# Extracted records
-- Start --

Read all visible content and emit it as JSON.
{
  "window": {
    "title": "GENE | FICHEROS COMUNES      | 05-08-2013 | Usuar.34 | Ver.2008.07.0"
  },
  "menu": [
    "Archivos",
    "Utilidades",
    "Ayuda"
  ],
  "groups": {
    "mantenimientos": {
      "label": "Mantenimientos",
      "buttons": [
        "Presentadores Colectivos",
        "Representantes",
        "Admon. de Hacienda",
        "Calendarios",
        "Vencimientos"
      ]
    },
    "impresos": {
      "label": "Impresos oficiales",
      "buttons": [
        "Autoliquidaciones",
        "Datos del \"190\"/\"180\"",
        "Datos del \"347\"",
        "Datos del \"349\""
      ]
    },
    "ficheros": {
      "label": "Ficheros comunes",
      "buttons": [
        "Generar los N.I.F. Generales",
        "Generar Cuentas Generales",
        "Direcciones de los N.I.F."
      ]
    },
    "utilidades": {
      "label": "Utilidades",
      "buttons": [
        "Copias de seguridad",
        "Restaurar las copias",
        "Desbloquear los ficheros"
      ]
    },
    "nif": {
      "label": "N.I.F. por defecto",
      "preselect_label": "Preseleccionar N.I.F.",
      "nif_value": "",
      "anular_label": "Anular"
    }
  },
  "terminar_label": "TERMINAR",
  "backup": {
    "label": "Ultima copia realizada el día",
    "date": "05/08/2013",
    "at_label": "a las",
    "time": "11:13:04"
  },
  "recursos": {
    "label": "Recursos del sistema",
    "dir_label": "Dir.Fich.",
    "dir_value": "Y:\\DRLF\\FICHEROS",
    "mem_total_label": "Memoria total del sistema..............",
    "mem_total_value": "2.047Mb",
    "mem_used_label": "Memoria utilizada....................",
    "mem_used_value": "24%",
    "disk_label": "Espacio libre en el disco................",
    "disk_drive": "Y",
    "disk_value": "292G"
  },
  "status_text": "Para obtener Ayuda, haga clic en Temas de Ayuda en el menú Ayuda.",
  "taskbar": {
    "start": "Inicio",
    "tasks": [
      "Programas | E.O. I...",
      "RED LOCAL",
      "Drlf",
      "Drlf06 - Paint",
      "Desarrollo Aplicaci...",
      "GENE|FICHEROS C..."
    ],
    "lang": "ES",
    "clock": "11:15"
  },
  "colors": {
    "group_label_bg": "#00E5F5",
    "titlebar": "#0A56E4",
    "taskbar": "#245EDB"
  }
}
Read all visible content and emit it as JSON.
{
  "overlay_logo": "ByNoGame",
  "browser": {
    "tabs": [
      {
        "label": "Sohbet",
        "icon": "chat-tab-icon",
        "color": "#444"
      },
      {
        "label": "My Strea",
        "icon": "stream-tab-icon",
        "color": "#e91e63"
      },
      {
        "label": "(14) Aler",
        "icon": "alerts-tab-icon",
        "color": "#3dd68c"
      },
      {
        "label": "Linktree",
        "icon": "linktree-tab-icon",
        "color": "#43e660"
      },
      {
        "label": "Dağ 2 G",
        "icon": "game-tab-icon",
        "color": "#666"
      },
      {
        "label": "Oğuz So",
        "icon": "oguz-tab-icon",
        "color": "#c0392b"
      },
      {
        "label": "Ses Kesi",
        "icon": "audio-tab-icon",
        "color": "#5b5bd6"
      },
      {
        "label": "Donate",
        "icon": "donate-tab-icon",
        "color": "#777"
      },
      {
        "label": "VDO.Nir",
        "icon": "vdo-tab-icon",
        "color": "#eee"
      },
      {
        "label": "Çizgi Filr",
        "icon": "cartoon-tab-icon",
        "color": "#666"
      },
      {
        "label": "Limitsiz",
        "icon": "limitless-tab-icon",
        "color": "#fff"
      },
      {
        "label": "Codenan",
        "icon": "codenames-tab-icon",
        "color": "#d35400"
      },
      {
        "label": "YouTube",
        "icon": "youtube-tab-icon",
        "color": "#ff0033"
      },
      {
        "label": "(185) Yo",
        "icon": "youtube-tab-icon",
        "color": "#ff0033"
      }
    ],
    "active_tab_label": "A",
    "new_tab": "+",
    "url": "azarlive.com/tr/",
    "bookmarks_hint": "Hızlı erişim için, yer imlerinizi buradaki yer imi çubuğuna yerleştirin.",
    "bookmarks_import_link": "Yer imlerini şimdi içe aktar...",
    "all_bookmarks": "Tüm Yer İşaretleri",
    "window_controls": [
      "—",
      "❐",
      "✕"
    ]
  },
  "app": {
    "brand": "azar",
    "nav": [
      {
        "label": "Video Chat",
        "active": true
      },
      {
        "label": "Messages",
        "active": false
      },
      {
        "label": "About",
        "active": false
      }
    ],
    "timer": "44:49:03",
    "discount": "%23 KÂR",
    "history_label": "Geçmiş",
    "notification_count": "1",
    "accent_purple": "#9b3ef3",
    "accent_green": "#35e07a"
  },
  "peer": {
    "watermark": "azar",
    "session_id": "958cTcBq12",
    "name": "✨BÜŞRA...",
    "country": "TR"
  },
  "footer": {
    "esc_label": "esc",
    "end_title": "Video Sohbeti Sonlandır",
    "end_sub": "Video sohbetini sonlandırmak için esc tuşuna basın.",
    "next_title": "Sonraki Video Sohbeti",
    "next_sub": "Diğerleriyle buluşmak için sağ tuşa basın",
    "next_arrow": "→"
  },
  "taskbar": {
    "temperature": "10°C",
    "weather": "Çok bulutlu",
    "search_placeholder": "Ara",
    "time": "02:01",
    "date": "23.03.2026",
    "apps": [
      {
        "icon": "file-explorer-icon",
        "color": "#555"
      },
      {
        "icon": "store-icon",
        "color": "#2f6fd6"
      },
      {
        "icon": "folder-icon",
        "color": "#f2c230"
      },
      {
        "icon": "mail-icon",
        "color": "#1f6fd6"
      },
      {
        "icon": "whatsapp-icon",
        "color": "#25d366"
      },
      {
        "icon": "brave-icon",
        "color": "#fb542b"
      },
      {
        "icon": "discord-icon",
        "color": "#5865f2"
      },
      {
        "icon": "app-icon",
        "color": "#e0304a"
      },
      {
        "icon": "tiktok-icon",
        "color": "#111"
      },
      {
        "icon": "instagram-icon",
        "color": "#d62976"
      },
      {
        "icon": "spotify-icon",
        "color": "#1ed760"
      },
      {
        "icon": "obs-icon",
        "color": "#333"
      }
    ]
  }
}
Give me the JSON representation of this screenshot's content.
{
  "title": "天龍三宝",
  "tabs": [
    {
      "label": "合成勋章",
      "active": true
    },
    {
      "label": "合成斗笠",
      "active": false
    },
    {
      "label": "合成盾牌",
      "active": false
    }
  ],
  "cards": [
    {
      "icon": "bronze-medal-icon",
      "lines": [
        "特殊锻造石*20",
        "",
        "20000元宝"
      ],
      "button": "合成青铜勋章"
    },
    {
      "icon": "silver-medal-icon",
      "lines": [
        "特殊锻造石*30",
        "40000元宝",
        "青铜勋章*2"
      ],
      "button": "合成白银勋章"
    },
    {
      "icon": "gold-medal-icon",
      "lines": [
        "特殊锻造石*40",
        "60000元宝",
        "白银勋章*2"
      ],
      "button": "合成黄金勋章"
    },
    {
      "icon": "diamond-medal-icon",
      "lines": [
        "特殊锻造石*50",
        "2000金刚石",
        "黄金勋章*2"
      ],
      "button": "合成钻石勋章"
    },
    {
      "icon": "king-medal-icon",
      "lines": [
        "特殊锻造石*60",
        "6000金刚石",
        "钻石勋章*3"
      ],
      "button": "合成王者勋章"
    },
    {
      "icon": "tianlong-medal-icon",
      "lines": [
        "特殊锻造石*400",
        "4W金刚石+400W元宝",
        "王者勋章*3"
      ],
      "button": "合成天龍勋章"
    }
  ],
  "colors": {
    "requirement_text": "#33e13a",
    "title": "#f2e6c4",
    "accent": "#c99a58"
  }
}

-- End --

# Work required
Exactly as shown, repeat every record.

# Response
Read all visible content and emit it as JSON.
{
  "window": {
    "title": "GENE | FICHEROS COMUNES      | 05-08-2013 | Usuar.34 | Ver.2008.07.0"
  },
  "menu": [
    "Archivos",
    "Utilidades",
    "Ayuda"
  ],
  "groups": {
    "mantenimientos": {
      "label": "Mantenimientos",
      "buttons": [
        "Presentadores Colectivos",
        "Representantes",
        "Admon. de Hacienda",
        "Calendarios",
        "Vencimientos"
      ]
    },
    "impresos": {
      "label": "Impresos oficiales",
      "buttons": [
        "Autoliquidaciones",
        "Datos del \"190\"/\"180\"",
        "Datos del \"347\"",
        "Datos del \"349\""
      ]
    },
    "ficheros": {
      "label": "Ficheros comunes",
      "buttons": [
        "Generar los N.I.F. Generales",
        "Generar Cuentas Generales",
        "Direcciones de los N.I.F."
      ]
    },
    "utilidades": {
      "label": "Utilidades",
      "buttons": [
        "Copias de seguridad",
        "Restaurar las copias",
        "Desbloquear los ficheros"
      ]
    },
    "nif": {
      "label": "N.I.F. por defecto",
      "preselect_label": "Preseleccionar N.I.F.",
      "nif_value": "",
      "anular_label": "Anular"
    }
  },
  "terminar_label": "TERMINAR",
  "backup": {
    "label": "Ultima copia realizada el día",
    "date": "05/08/2013",
    "at_label": "a las",
    "time": "11:13:04"
  },
  "recursos": {
    "label": "Recursos del sistema",
    "dir_label": "Dir.Fich.",
    "dir_value": "Y:\\DRLF\\FICHEROS",
    "mem_total_label": "Memoria total del sistema..............",
    "mem_total_value": "2.047Mb",
    "mem_used_label": "Memoria utilizada....................",
    "mem_used_value": "24%",
    "disk_label": "Espacio libre en el disco................",
    "disk_drive": "Y",
    "disk_value": "292G"
  },
  "status_text": "Para obtener Ayuda, haga clic en Temas de Ayuda en el menú Ayuda.",
  "taskbar": {
    "start": "Inicio",
    "tasks": [
      "Programas | E.O. I...",
      "RED LOCAL",
      "Drlf",
      "Drlf06 - Paint",
      "Desarrollo Aplicaci...",
      "GENE|FICHEROS C..."
    ],
    "lang": "ES",
    "clock": "11:15"
  },
  "colors": {
    "group_label_bg": "#00E5F5",
    "titlebar": "#0A56E4",
    "taskbar": "#245EDB"
  }
}
Read all visible content and emit it as JSON.
{
  "overlay_logo": "ByNoGame",
  "browser": {
    "tabs": [
      {
        "label": "Sohbet",
        "icon": "chat-tab-icon",
        "color": "#444"
      },
      {
        "label": "My Strea",
        "icon": "stream-tab-icon",
        "color": "#e91e63"
      },
      {
        "label": "(14) Aler",
        "icon": "alerts-tab-icon",
        "color": "#3dd68c"
      },
      {
        "label": "Linktree",
        "icon": "linktree-tab-icon",
        "color": "#43e660"
      },
      {
        "label": "Dağ 2 G",
        "icon": "game-tab-icon",
        "color": "#666"
      },
      {
        "label": "Oğuz So",
        "icon": "oguz-tab-icon",
        "color": "#c0392b"
      },
      {
        "label": "Ses Kesi",
        "icon": "audio-tab-icon",
        "color": "#5b5bd6"
      },
      {
        "label": "Donate",
        "icon": "donate-tab-icon",
        "color": "#777"
      },
      {
        "label": "VDO.Nir",
        "icon": "vdo-tab-icon",
        "color": "#eee"
      },
      {
        "label": "Çizgi Filr",
        "icon": "cartoon-tab-icon",
        "color": "#666"
      },
      {
        "label": "Limitsiz",
        "icon": "limitless-tab-icon",
        "color": "#fff"
      },
      {
        "label": "Codenan",
        "icon": "codenames-tab-icon",
        "color": "#d35400"
      },
      {
        "label": "YouTube",
        "icon": "youtube-tab-icon",
        "color": "#ff0033"
      },
      {
        "label": "(185) Yo",
        "icon": "youtube-tab-icon",
        "color": "#ff0033"
      }
    ],
    "active_tab_label": "A",
    "new_tab": "+",
    "url": "azarlive.com/tr/",
    "bookmarks_hint": "Hızlı erişim için, yer imlerinizi buradaki yer imi çubuğuna yerleştirin.",
    "bookmarks_import_link": "Yer imlerini şimdi içe aktar...",
    "all_bookmarks": "Tüm Yer İşaretleri",
    "window_controls": [
      "—",
      "❐",
      "✕"
    ]
  },
  "app": {
    "brand": "azar",
    "nav": [
      {
        "label": "Video Chat",
        "active": true
      },
      {
        "label": "Messages",
        "active": false
      },
      {
        "label": "About",
        "active": false
      }
    ],
    "timer": "44:49:03",
    "discount": "%23 KÂR",
    "history_label": "Geçmiş",
    "notification_count": "1",
    "accent_purple": "#9b3ef3",
    "accent_green": "#35e07a"
  },
  "peer": {
    "watermark": "azar",
    "session_id": "958cTcBq12",
    "name": "✨BÜŞRA...",
    "country": "TR"
  },
  "footer": {
    "esc_label": "esc",
    "end_title": "Video Sohbeti Sonlandır",
    "end_sub": "Video sohbetini sonlandırmak için esc tuşuna basın.",
    "next_title": "Sonraki Video Sohbeti",
    "next_sub": "Diğerleriyle buluşmak için sağ tuşa basın",
    "next_arrow": "→"
  },
  "taskbar": {
    "temperature": "10°C",
    "weather": "Çok bulutlu",
    "search_placeholder": "Ara",
    "time": "02:01",
    "date": "23.03.2026",
    "apps": [
      {
        "icon": "file-explorer-icon",
        "color": "#555"
      },
      {
        "icon": "store-icon",
        "color": "#2f6fd6"
      },
      {
        "icon": "folder-icon",
        "color": "#f2c230"
      },
      {
        "icon": "mail-icon",
        "color": "#1f6fd6"
      },
      {
        "icon": "whatsapp-icon",
        "color": "#25d366"
      },
      {
        "icon": "brave-icon",
        "color": "#fb542b"
      },
      {
        "icon": "discord-icon",
        "color": "#5865f2"
      },
      {
        "icon": "app-icon",
        "color": "#e0304a"
      },
      {
        "icon": "tiktok-icon",
        "color": "#111"
      },
      {
        "icon": "instagram-icon",
        "color": "#d62976"
      },
      {
        "icon": "spotify-icon",
        "color": "#1ed760"
      },
      {
        "icon": "obs-icon",
        "color": "#333"
      }
    ]
  }
}
Give me the JSON representation of this screenshot's content.
{
  "title": "天龍三宝",
  "tabs": [
    {
      "label": "合成勋章",
      "active": true
    },
    {
      "label": "合成斗笠",
      "active": false
    },
    {
      "label": "合成盾牌",
      "active": false
    }
  ],
  "cards": [
    {
      "icon": "bronze-medal-icon",
      "lines": [
        "特殊锻造石*20",
        "",
        "20000元宝"
      ],
      "button": "合成青铜勋章"
    },
    {
      "icon": "silver-medal-icon",
      "lines": [
        "特殊锻造石*30",
        "40000元宝",
        "青铜勋章*2"
      ],
      "button": "合成白银勋章"
    },
    {
      "icon": "gold-medal-icon",
      "lines": [
        "特殊锻造石*40",
        "60000元宝",
        "白银勋章*2"
      ],
      "button": "合成黄金勋章"
    },
    {
      "icon": "diamond-medal-icon",
      "lines": [
        "特殊锻造石*50",
        "2000金刚石",
        "黄金勋章*2"
      ],
      "button": "合成钻石勋章"
    },
    {
      "icon": "king-medal-icon",
      "lines": [
        "特殊锻造石*60",
        "6000金刚石",
        "钻石勋章*3"
      ],
      "button": "合成王者勋章"
    },
    {
      "icon": "tianlong-medal-icon",
      "lines": [
        "特殊锻造石*400",
        "4W金刚石+400W元宝",
        "王者勋章*3"
      ],
      "button": "合成天龍勋章"
    }
  ],
  "colors": {
    "requirement_text": "#33e13a",
    "title": "#f2e6c4",
    "accent": "#c99a58"
  }
}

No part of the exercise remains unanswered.